* Start Supplied data *
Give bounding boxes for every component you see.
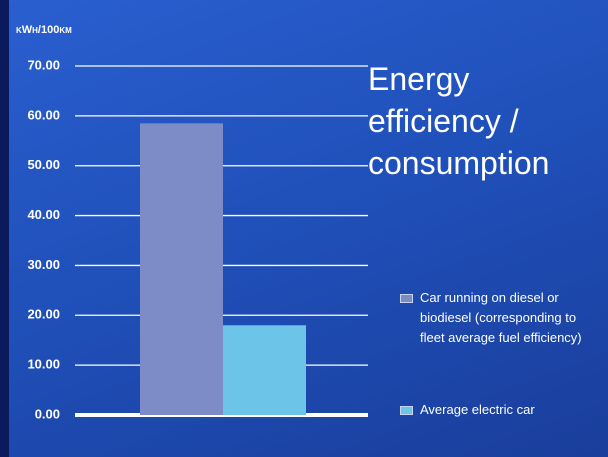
bar	[140, 123, 223, 415]
legend-swatch	[400, 406, 413, 415]
y-tick-label: 30.00	[27, 257, 60, 272]
chart-title: Energy efficiency / consumption	[368, 61, 550, 181]
legend-label: Average electric car	[420, 402, 535, 417]
y-tick-label: 60.00	[27, 107, 60, 122]
y-tick-label: 0.00	[35, 406, 60, 421]
y-axis-label: kWh/100km	[16, 24, 72, 36]
left-border	[0, 0, 9, 457]
bar	[223, 325, 306, 415]
y-tick-label: 20.00	[27, 307, 60, 322]
y-tick-label: 50.00	[27, 157, 60, 172]
y-tick-label: 70.00	[27, 57, 60, 72]
legend-swatch	[400, 294, 413, 303]
y-tick-label: 10.00	[27, 357, 60, 372]
legend-label: Car running on diesel or biodiesel (corr…	[420, 290, 582, 345]
y-tick-label: 40.00	[27, 207, 60, 222]
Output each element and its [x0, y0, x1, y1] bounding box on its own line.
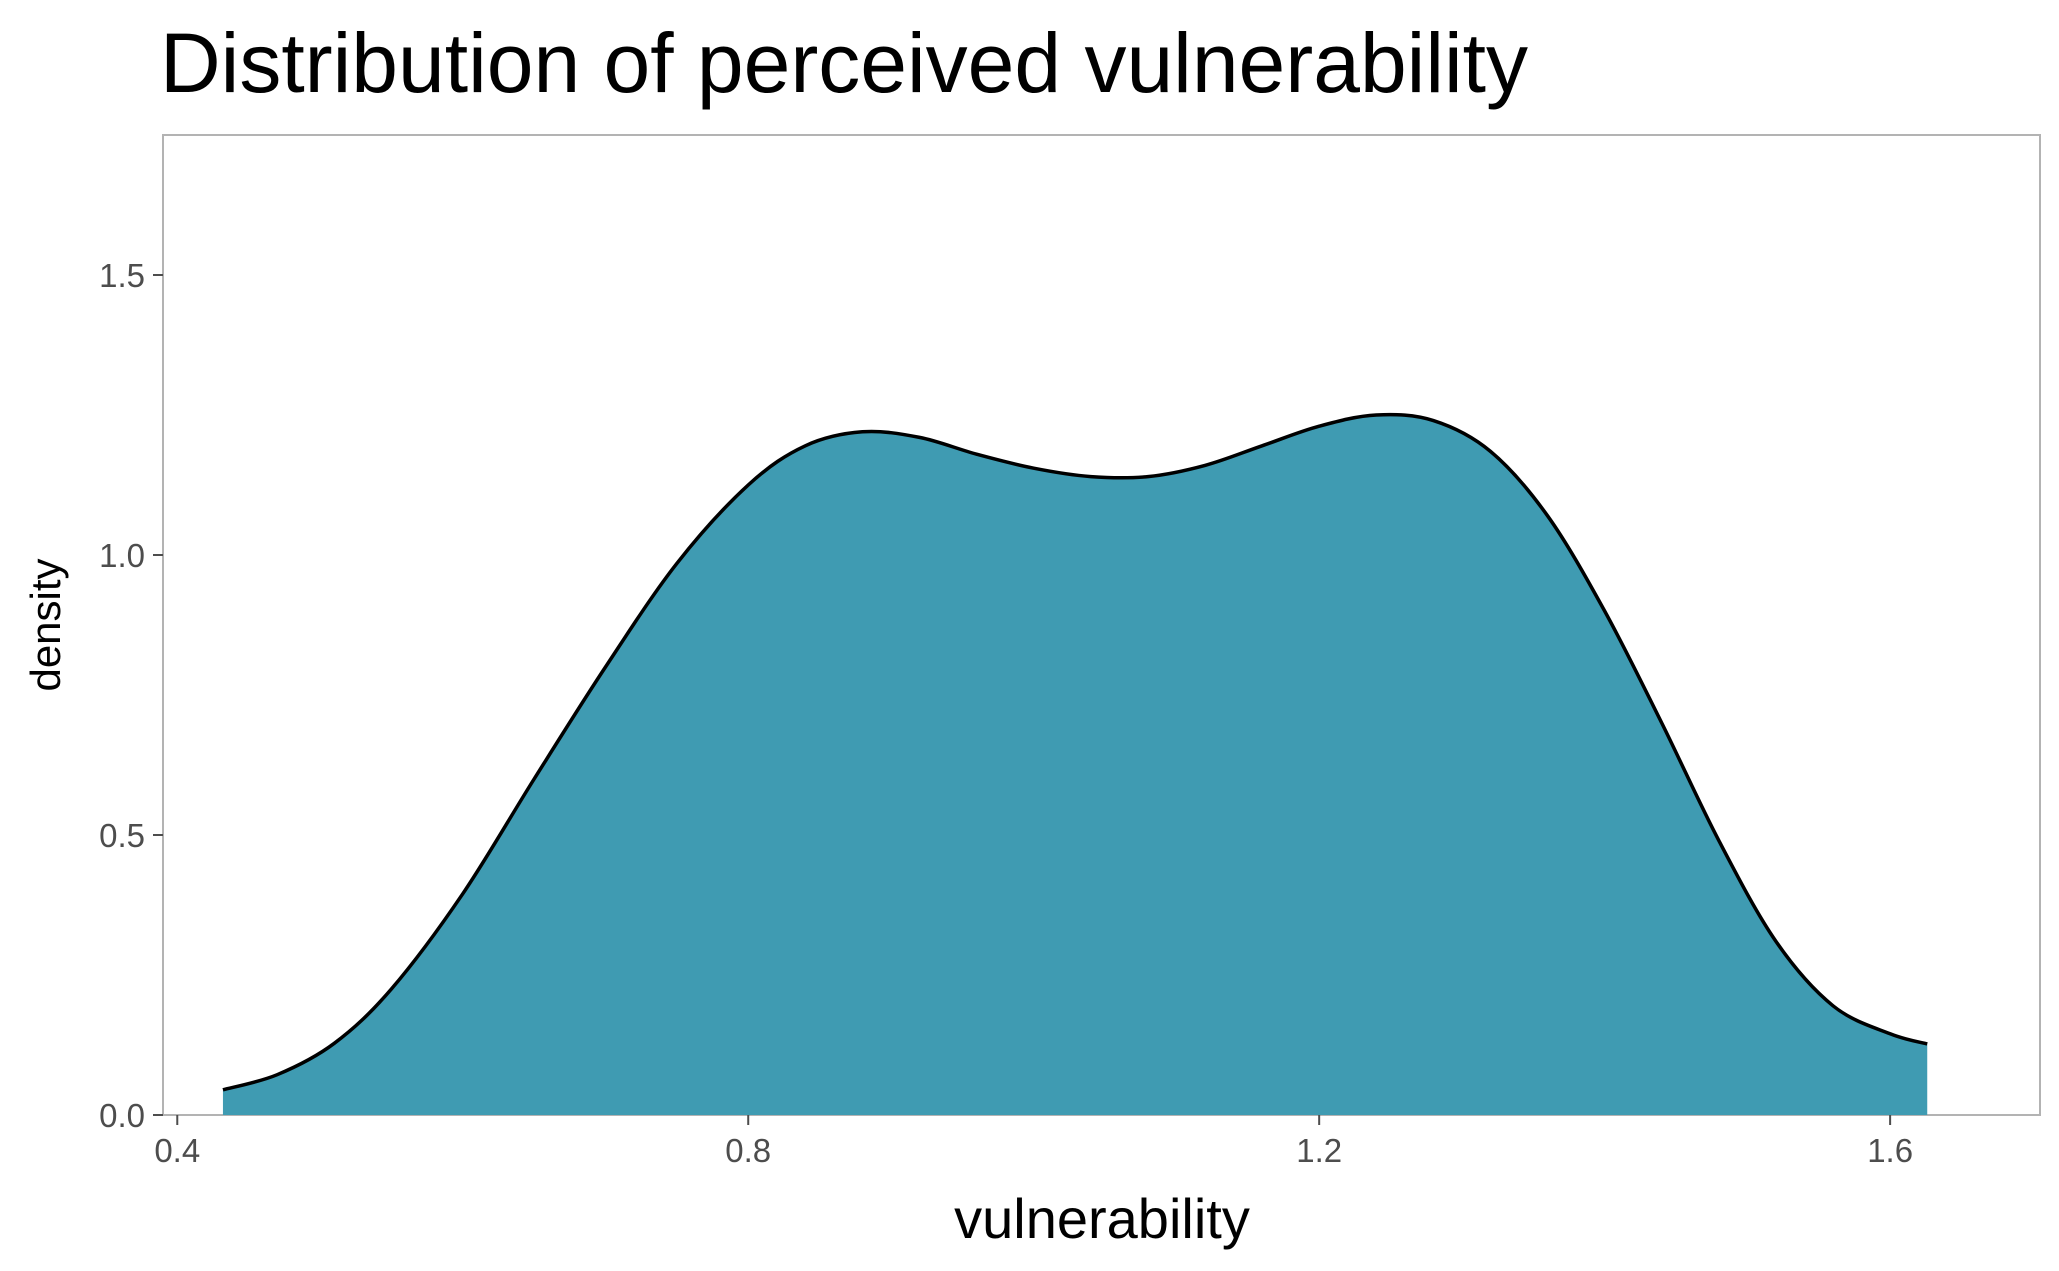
y-tick-label: 0.5: [99, 817, 145, 854]
x-axis: 0.4 0.8 1.2 1.6: [154, 1115, 1913, 1169]
chart-title: Distribution of perceived vulnerability: [160, 16, 1528, 110]
x-tick-label: 0.4: [154, 1132, 200, 1169]
y-tick-label: 0.0: [99, 1097, 145, 1134]
y-axis-title: density: [22, 558, 69, 691]
density-area: [222, 414, 1928, 1116]
density-line: [222, 412, 1928, 1092]
x-tick-label: 1.6: [1867, 1132, 1913, 1169]
x-tick-label: 1.2: [1296, 1132, 1342, 1169]
y-tick-label: 1.5: [99, 257, 145, 294]
y-tick-label: 1.0: [99, 537, 145, 574]
y-axis: 0.0 0.5 1.0 1.5: [99, 257, 163, 1134]
x-tick-label: 0.8: [725, 1132, 771, 1169]
plot-area: [162, 134, 2041, 1116]
x-axis-title: vulnerability: [954, 1187, 1250, 1250]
* End Supplied data *
**Do this**.
Return everything in the records from the line containing "123, 223, 415]" down to the line containing "Output each element", unchanged and with both of those lines included.

**Problem solution**.
bar	[140, 123, 223, 415]
legend-swatch	[400, 406, 413, 415]
y-tick-label: 30.00	[27, 257, 60, 272]
chart-title: Energy efficiency / consumption	[368, 61, 550, 181]
legend-label: Average electric car	[420, 402, 535, 417]
y-tick-label: 60.00	[27, 107, 60, 122]
y-tick-label: 0.00	[35, 406, 60, 421]
y-axis-label: kWh/100km	[16, 24, 72, 36]
left-border	[0, 0, 9, 457]
bar	[223, 325, 306, 415]
y-tick-label: 20.00	[27, 307, 60, 322]
y-tick-label: 50.00	[27, 157, 60, 172]
y-tick-label: 70.00	[27, 57, 60, 72]
legend-swatch	[400, 294, 413, 303]
y-tick-label: 10.00	[27, 357, 60, 372]
legend-label: Car running on diesel or biodiesel (corr…	[420, 290, 582, 345]
y-tick-label: 40.00	[27, 207, 60, 222]
Output each element and its [x0, y0, x1, y1] bounding box on its own line.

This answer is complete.